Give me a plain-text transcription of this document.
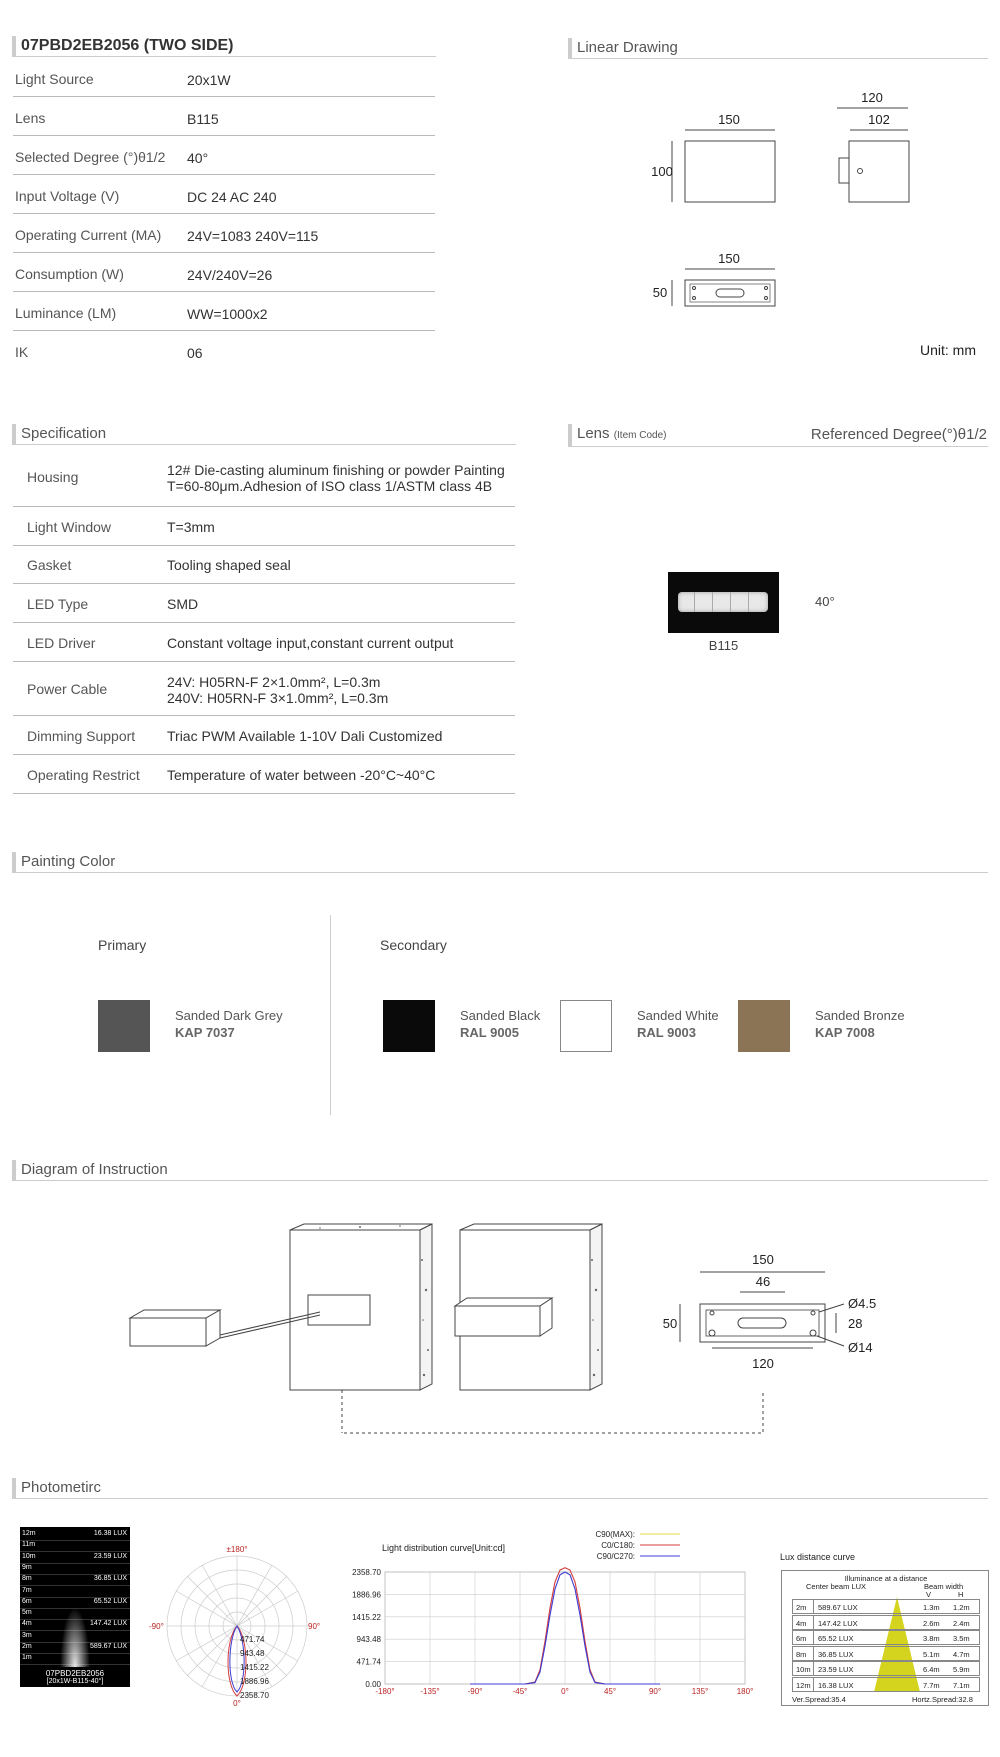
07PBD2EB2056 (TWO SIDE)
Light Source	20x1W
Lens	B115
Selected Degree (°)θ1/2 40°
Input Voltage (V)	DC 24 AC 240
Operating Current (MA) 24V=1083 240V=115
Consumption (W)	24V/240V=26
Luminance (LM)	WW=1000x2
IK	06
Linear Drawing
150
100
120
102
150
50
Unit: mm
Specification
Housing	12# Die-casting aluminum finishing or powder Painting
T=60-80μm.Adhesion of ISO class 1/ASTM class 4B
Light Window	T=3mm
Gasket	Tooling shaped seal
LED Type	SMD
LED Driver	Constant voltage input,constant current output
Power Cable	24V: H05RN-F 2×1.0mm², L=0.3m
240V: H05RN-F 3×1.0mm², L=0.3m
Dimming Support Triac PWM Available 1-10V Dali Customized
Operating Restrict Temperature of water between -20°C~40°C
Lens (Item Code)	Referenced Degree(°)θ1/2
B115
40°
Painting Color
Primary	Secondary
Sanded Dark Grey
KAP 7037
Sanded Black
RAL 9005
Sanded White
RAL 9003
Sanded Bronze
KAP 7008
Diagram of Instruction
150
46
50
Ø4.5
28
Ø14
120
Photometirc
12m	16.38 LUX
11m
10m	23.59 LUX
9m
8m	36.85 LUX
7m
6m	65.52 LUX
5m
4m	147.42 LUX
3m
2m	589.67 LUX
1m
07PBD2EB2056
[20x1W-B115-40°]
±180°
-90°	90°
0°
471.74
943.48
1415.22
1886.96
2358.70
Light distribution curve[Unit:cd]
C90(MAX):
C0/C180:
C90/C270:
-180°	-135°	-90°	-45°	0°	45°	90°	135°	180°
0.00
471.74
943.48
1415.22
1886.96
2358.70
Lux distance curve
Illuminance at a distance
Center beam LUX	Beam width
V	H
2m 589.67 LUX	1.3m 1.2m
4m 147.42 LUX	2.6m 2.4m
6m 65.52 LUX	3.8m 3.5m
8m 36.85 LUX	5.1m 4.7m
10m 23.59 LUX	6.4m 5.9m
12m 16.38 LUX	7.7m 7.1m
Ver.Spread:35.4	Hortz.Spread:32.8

......

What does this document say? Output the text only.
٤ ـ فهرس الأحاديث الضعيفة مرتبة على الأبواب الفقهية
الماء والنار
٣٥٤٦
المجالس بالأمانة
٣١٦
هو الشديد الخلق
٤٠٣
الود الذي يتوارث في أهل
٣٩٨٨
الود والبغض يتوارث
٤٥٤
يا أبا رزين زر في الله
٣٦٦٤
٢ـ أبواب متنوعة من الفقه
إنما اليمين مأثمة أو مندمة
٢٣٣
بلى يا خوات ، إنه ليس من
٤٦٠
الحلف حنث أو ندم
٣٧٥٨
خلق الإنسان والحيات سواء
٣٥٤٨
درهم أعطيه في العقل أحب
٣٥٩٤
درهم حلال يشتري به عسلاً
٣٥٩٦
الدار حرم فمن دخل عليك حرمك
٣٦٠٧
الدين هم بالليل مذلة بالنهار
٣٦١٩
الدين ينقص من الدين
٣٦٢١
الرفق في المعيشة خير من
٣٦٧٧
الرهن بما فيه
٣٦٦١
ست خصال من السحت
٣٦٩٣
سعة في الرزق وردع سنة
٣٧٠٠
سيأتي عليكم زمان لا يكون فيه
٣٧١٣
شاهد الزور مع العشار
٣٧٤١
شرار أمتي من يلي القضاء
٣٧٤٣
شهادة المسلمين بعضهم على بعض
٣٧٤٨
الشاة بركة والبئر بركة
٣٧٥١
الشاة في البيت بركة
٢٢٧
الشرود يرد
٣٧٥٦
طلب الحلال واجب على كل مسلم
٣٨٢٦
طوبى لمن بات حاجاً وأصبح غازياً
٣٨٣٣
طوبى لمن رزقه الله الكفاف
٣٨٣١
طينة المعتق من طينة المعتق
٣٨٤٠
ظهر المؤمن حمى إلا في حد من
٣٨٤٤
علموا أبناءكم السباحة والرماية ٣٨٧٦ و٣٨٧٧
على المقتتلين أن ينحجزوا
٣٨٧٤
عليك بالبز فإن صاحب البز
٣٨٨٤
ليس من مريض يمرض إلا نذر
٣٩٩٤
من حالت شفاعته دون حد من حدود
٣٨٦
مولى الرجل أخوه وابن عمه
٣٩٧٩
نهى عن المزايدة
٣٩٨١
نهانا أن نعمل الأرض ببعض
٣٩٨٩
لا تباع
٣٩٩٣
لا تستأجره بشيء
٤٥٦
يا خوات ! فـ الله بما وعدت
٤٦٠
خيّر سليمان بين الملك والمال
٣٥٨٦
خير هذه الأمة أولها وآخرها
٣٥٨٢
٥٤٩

......

What you have to do:
Take each line of the material that contains the word "Operating" and list it.

Solution:
Operating Current (MA) 24V=1083 240V=115
Operating Restrict Temperature of water between -20°C~40°C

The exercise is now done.